REQUIRED TASK.
Gather each line in the entries that includes the string "JSON".

EXERCISE INPUTS.

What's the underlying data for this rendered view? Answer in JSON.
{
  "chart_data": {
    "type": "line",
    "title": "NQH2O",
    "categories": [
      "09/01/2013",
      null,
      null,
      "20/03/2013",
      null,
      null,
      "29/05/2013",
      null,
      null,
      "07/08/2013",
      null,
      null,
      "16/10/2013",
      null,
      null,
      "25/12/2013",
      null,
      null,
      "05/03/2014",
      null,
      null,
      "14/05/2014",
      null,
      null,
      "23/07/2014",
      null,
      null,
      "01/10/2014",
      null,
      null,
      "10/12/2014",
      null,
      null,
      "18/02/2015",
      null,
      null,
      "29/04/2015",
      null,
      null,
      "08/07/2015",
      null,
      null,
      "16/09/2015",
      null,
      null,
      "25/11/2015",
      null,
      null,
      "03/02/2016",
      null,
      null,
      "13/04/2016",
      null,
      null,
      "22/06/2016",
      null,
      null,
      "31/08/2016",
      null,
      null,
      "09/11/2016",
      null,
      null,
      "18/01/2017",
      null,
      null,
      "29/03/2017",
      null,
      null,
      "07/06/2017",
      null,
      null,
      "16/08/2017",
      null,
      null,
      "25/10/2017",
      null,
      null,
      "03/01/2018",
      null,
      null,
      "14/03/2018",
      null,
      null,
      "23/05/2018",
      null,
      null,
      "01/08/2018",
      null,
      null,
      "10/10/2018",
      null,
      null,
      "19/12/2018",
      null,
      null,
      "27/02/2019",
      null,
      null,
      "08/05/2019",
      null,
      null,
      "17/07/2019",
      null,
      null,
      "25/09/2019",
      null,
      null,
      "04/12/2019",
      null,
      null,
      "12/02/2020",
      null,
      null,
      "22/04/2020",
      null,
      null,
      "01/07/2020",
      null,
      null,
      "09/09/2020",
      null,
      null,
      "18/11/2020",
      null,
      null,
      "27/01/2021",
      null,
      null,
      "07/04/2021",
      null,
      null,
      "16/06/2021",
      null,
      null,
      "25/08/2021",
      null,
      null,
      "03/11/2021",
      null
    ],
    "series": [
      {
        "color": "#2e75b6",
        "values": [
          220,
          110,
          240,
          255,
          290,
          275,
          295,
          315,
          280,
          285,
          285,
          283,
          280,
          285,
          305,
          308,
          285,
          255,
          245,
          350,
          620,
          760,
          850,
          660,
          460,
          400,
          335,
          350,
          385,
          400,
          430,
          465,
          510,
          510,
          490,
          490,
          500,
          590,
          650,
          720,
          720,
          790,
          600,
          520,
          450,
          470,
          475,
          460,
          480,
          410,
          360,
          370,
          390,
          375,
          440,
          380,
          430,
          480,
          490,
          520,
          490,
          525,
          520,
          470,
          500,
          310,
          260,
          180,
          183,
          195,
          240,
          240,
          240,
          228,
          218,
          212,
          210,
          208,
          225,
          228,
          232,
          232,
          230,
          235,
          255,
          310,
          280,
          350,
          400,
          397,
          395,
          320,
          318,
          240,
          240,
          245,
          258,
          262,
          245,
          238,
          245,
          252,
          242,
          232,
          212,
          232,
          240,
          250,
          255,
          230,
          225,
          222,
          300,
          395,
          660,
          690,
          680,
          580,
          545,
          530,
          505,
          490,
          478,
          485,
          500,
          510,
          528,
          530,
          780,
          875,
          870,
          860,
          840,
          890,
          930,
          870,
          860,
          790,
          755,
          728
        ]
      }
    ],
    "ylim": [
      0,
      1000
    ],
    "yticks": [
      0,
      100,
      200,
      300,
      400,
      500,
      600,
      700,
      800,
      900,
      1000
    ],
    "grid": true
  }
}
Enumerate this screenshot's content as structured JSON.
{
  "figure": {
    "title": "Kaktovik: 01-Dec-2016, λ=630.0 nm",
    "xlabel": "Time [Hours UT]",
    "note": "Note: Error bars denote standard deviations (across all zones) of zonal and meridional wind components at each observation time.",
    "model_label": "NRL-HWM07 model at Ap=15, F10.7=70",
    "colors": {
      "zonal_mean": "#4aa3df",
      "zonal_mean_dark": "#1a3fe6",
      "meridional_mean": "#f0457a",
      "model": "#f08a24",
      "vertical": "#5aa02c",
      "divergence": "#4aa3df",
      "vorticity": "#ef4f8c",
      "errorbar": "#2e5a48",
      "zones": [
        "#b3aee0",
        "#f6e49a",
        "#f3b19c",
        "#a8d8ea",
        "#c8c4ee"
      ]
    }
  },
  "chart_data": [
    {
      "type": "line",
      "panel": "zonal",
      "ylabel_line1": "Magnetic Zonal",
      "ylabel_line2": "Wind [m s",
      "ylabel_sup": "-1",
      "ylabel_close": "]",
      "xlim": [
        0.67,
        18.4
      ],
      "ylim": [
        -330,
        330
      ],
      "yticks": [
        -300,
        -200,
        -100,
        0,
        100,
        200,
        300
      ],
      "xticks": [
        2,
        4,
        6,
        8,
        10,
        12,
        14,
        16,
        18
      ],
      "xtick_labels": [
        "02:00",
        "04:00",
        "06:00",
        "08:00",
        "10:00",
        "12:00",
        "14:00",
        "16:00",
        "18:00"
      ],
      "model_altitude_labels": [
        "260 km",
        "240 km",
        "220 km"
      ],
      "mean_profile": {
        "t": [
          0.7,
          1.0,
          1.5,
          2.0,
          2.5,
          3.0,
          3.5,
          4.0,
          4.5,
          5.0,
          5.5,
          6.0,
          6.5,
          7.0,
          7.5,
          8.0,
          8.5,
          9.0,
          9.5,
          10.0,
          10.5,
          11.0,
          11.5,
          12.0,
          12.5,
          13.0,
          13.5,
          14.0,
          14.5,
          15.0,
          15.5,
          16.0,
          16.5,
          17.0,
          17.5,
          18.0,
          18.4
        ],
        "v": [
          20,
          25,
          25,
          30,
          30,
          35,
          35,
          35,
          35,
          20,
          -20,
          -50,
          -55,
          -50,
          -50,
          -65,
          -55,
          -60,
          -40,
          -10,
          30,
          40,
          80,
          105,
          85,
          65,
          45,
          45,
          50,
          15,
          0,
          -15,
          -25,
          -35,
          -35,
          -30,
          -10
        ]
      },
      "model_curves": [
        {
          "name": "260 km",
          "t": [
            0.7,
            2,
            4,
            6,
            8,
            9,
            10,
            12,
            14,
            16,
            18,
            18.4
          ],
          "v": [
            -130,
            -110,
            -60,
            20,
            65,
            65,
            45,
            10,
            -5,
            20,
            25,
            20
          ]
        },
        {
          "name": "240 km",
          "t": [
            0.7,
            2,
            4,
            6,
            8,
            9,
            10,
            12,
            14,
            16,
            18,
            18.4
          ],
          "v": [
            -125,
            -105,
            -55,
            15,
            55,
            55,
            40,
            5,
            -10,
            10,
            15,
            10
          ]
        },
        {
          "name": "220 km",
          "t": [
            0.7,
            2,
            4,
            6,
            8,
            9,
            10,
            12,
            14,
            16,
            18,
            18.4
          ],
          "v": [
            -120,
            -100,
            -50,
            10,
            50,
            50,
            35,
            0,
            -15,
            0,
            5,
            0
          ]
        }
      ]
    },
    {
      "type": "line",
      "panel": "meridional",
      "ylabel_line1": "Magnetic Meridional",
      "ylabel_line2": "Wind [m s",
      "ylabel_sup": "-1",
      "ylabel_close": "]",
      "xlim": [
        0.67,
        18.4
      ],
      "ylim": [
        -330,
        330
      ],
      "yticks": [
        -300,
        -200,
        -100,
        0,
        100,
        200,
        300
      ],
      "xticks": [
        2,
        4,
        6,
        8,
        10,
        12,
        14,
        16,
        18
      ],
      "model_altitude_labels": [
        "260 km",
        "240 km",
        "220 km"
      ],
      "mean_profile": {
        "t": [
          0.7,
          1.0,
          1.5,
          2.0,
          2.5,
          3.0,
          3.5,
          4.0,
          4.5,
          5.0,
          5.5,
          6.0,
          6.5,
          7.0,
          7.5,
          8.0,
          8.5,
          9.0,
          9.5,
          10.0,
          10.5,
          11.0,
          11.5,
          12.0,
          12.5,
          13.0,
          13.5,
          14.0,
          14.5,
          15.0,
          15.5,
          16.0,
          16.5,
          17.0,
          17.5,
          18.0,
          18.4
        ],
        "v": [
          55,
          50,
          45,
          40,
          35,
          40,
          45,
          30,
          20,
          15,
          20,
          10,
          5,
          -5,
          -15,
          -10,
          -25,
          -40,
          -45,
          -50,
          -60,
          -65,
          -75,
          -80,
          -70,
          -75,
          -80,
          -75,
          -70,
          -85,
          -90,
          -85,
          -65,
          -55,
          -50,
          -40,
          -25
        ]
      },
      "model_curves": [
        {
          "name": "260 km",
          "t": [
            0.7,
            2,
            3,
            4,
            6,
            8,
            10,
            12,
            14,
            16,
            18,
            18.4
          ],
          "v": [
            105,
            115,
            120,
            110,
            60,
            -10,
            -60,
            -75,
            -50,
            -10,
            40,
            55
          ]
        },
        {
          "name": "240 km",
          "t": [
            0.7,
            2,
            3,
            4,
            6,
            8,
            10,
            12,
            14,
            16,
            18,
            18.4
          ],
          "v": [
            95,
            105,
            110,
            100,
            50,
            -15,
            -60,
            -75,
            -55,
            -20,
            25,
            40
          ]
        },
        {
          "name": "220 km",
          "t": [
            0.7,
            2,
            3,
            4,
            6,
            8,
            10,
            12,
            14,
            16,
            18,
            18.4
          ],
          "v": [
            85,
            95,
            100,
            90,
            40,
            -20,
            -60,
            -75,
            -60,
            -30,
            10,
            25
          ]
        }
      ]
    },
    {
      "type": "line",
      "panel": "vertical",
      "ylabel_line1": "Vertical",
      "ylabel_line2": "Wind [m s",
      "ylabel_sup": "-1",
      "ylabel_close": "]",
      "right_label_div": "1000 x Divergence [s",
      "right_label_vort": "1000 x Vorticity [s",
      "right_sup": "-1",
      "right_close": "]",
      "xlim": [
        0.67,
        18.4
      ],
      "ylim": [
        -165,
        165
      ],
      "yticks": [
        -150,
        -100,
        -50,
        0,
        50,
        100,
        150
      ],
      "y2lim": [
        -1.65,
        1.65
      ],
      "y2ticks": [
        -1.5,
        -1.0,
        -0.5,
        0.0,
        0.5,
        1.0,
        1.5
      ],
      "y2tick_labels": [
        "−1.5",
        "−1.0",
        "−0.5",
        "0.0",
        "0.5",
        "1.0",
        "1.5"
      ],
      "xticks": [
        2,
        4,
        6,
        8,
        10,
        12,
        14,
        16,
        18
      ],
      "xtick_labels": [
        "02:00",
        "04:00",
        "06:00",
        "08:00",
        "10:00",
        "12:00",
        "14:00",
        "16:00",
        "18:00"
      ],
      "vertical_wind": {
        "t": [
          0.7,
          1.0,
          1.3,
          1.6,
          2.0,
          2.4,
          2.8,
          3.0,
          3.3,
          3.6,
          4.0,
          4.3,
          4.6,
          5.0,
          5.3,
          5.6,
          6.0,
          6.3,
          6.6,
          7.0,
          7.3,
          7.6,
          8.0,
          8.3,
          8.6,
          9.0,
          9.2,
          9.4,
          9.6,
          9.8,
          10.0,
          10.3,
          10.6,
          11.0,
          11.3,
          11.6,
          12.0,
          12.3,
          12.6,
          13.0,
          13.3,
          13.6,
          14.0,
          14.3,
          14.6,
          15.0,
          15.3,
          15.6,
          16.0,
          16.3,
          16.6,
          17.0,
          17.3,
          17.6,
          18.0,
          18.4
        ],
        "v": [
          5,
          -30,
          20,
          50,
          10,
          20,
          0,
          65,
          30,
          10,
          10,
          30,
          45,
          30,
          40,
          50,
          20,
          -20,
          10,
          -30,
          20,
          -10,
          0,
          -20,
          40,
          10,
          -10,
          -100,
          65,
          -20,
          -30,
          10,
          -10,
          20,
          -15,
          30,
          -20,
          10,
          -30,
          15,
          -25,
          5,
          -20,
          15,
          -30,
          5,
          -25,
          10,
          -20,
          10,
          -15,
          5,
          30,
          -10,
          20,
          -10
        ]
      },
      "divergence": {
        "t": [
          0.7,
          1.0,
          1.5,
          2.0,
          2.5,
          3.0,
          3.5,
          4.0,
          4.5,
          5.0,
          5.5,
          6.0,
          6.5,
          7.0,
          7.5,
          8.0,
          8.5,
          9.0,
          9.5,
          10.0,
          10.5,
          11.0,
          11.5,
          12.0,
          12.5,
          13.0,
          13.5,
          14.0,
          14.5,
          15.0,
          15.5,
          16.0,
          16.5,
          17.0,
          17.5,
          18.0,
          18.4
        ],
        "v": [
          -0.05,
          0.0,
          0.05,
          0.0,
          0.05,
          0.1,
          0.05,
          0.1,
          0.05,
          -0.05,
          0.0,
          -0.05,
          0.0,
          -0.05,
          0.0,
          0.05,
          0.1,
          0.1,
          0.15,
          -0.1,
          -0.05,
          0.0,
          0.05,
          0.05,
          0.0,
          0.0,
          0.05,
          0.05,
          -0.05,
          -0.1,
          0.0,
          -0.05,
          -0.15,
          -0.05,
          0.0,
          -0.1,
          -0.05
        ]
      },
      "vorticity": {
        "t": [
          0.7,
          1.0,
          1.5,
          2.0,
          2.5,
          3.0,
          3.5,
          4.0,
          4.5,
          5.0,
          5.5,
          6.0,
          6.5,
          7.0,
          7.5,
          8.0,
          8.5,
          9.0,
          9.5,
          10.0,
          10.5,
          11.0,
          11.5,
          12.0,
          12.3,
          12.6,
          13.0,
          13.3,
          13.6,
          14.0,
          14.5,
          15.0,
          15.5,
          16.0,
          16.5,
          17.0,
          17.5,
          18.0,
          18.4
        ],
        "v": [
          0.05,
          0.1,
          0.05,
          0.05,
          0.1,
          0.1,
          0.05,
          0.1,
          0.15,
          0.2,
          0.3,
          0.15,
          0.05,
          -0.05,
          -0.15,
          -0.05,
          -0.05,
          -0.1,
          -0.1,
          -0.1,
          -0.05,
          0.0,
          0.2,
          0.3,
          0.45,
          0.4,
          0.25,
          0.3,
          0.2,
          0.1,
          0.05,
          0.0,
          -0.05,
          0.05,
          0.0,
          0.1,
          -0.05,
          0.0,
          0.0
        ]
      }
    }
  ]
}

RESPONSE TO THE EXERCISE.
What's the underlying data for this rendered view? Answer in JSON.
Enumerate this screenshot's content as structured JSON.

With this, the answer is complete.